Below are entries; tally how many lines hold the string "通入甲烷的" and answer with only that figure.

** SUPPLIED MATERIAL **
- - - - - - -

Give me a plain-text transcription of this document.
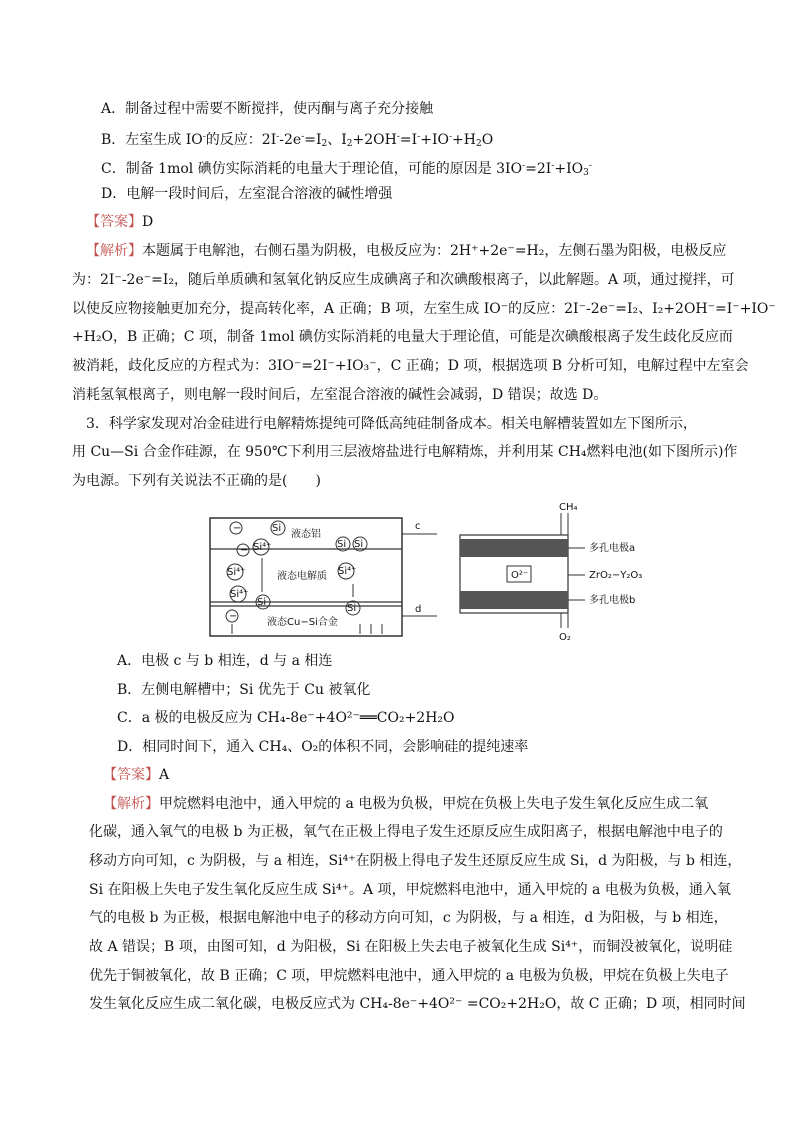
A．制备过程中需要不断搅拌，使丙酮与离子充分接触
B．左室生成 IO-的反应：$2I^--2e^-=I_2$、$I_2+2OH^-=I^-+IO^-+H_2O$
C．制备 1mol 碘仿实际消耗的电量大于理论值，可能的原因是 $3IO^-=2I^-+IO_3^-$
D．电解一段时间后，左室混合溶液的碱性增强
【答案】D
【解析】本题属于电解池，右侧石墨为阴极，电极反应为：2H⁺+2e⁻=H₂，左侧石墨为阳极，电极反应
为：2I⁻-2e⁻=I₂，随后单质碘和氢氧化钠反应生成碘离子和次碘酸根离子，以此解题。A 项，通过搅拌，可
以使反应物接触更加充分，提高转化率，A 正确；B 项，左室生成 IO⁻的反应：2I⁻-2e⁻=I₂、I₂+2OH⁻=I⁻+IO⁻
+H₂O，B 正确；C 项，制备 1mol 碘仿实际消耗的电量大于理论值，可能是次碘酸根离子发生歧化反应而
被消耗，歧化反应的方程式为：3IO⁻=2I⁻+IO₃⁻，C 正确；D 项，根据选项 B 分析可知，电解过程中左室会
消耗氢氧根离子，则电解一段时间后，左室混合溶液的碱性会减弱，D 错误；故选 D。
3．科学家发现对冶金硅进行电解精炼提纯可降低高纯硅制备成本。相关电解槽装置如左下图所示，
用 Cu—Si 合金作硅源，在 950℃下利用三层液熔盐进行电解精炼，并利用某 CH₄燃料电池(如下图所示)作
为电源。下列有关说法不正确的是(　　)
c
d
液态铝
液态电解质
液态Cu−Si合金
−	Si
Si⁴⁺
−
Si Si
Si⁴⁺	Si⁴⁺
Si⁴⁺
Si
Si
−
CH₄
O²⁻
多孔电极a
ZrO₂−Y₂O₃
多孔电极b
O₂
A．电极 c 与 b 相连，d 与 a 相连
B．左侧电解槽中；Si 优先于 Cu 被氧化
C．a 极的电极反应为 CH₄-8e⁻+4O²⁻══CO₂+2H₂O
D．相同时间下，通入 CH₄、O₂的体积不同，会影响硅的提纯速率
【答案】A
【解析】甲烷燃料电池中，通入甲烷的 a 电极为负极，甲烷在负极上失电子发生氧化反应生成二氧
化碳，通入氧气的电极 b 为正极，氧气在正极上得电子发生还原反应生成阳离子，根据电解池中电子的
移动方向可知，c 为阴极，与 a 相连，Si⁴⁺在阴极上得电子发生还原反应生成 Si，d 为阳极，与 b 相连，
Si 在阳极上失电子发生氧化反应生成 Si⁴⁺。A 项，甲烷燃料电池中，通入甲烷的 a 电极为负极，通入氧
气的电极 b 为正极，根据电解池中电子的移动方向可知，c 为阴极，与 a 相连，d 为阳极，与 b 相连，
故 A 错误；B 项，由图可知，d 为阳极，Si 在阳极上失去电子被氧化生成 Si⁴⁺，而铜没被氧化，说明硅
优先于铜被氧化，故 B 正确；C 项，甲烷燃料电池中，通入甲烷的 a 电极为负极，甲烷在负极上失电子
发生氧化反应生成二氧化碳，电极反应式为 CH₄-8e⁻+4O²⁻ =CO₂+2H₂O，故 C 正确；D 项，相同时间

- - - - - - -

** WRITTEN SOLUTION **
3